Each line of the data that includes the string "icon" is to be copied out.
┄┄┄┄┄┄
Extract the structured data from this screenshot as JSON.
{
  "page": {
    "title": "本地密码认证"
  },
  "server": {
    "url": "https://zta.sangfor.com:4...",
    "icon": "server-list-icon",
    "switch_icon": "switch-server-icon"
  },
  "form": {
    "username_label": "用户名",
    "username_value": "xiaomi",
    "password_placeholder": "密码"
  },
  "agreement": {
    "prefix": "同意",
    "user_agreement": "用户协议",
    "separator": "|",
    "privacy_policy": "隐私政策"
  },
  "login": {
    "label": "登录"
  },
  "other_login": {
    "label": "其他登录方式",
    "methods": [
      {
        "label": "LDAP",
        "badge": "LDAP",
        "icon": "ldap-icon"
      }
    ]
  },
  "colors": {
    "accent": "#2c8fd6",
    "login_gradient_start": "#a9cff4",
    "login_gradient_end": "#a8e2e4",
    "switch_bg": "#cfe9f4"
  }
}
┄┄┄┄┄┄
[Task output]:
    "icon": "server-list-icon",
    "switch_icon": "switch-server-icon"
        "icon": "ldap-icon"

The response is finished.